__The problem__
Check every line in the records below for the word "html" and report how many have it, nothing more.

----

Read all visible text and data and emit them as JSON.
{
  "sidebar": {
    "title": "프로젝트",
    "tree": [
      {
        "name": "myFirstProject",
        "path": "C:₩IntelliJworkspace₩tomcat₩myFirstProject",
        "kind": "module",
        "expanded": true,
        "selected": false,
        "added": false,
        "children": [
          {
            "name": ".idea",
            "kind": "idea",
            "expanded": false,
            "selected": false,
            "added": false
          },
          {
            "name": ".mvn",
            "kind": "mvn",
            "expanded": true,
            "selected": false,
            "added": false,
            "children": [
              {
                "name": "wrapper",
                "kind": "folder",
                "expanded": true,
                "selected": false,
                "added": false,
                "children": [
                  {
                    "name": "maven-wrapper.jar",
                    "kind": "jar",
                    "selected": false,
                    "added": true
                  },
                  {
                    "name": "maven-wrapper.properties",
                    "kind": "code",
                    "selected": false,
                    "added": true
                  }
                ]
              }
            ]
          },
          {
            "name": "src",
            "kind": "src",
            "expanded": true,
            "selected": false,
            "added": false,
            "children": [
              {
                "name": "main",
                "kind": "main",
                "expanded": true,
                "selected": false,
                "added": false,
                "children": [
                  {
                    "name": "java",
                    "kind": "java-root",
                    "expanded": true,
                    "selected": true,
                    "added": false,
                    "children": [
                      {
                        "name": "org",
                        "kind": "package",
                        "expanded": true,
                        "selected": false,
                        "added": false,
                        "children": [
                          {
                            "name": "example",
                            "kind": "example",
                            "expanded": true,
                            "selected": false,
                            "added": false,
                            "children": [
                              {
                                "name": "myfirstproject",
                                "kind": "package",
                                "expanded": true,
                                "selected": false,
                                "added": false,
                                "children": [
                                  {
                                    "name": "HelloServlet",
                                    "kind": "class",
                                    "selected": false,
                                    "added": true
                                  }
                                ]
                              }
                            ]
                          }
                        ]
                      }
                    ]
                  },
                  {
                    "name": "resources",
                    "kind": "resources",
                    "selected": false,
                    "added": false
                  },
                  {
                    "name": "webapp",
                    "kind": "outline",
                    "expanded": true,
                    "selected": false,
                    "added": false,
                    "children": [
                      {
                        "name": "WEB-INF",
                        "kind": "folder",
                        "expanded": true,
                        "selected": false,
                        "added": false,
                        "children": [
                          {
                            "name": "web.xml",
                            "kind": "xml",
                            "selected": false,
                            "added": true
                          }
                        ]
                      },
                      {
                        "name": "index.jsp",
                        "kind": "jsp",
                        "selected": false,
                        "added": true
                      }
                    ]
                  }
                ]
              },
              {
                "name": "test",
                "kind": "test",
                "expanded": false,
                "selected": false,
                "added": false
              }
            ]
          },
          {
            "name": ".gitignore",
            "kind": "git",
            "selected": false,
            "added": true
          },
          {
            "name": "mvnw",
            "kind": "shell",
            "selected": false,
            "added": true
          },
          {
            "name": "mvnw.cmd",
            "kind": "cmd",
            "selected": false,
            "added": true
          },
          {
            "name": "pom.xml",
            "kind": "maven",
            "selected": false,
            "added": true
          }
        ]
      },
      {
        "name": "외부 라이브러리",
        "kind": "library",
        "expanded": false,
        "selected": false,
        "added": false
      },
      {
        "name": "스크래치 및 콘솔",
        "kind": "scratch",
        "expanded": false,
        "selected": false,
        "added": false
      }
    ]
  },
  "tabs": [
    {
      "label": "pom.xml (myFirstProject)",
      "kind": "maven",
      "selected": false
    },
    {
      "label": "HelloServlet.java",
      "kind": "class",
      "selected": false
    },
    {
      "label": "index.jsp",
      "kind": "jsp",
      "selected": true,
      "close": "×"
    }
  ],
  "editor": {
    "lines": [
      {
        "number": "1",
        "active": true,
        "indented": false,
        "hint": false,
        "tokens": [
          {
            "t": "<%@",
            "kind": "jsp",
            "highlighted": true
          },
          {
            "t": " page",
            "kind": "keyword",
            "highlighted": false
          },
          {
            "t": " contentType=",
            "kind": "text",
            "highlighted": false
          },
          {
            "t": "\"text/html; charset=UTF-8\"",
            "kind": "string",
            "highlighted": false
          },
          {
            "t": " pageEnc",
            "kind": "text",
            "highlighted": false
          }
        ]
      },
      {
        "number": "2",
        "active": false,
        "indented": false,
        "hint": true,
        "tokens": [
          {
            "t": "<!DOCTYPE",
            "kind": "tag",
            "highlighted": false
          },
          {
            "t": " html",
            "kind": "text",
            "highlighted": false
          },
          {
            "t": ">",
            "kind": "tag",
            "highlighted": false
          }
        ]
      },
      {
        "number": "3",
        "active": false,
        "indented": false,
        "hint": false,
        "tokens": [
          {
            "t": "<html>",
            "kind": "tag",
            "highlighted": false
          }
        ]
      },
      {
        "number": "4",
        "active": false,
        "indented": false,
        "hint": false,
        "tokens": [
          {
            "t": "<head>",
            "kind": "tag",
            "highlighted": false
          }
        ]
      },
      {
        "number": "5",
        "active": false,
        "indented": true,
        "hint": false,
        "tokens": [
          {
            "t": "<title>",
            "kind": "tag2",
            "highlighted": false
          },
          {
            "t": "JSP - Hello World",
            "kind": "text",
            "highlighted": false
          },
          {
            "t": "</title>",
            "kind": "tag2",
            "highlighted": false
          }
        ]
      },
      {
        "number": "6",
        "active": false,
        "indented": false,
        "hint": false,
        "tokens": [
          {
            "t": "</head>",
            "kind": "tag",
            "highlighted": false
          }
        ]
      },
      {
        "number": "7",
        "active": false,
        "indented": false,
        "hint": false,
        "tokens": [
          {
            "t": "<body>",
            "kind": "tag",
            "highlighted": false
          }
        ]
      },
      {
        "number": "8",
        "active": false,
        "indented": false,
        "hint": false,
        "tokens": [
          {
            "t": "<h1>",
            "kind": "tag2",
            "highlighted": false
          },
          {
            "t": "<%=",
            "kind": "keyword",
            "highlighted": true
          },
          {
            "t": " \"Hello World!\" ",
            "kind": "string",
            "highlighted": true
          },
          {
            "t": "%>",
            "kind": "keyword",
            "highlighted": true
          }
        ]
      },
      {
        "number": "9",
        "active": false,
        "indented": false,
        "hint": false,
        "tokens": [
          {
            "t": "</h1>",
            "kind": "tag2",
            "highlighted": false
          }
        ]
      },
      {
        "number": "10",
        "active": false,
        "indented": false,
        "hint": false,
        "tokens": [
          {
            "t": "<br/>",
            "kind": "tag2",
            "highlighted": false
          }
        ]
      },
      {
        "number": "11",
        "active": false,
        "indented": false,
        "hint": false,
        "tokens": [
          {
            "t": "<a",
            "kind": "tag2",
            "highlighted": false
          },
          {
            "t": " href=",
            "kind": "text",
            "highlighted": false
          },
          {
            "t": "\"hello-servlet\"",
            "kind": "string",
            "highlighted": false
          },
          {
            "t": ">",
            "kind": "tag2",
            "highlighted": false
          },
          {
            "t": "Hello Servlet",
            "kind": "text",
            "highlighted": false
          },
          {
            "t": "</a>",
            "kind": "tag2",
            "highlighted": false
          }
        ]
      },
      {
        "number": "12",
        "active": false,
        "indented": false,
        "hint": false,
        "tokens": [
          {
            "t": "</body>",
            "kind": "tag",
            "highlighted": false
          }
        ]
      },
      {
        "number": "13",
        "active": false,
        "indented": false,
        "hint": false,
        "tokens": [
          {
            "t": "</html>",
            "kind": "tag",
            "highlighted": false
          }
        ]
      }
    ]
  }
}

----

__Solution for this task__
4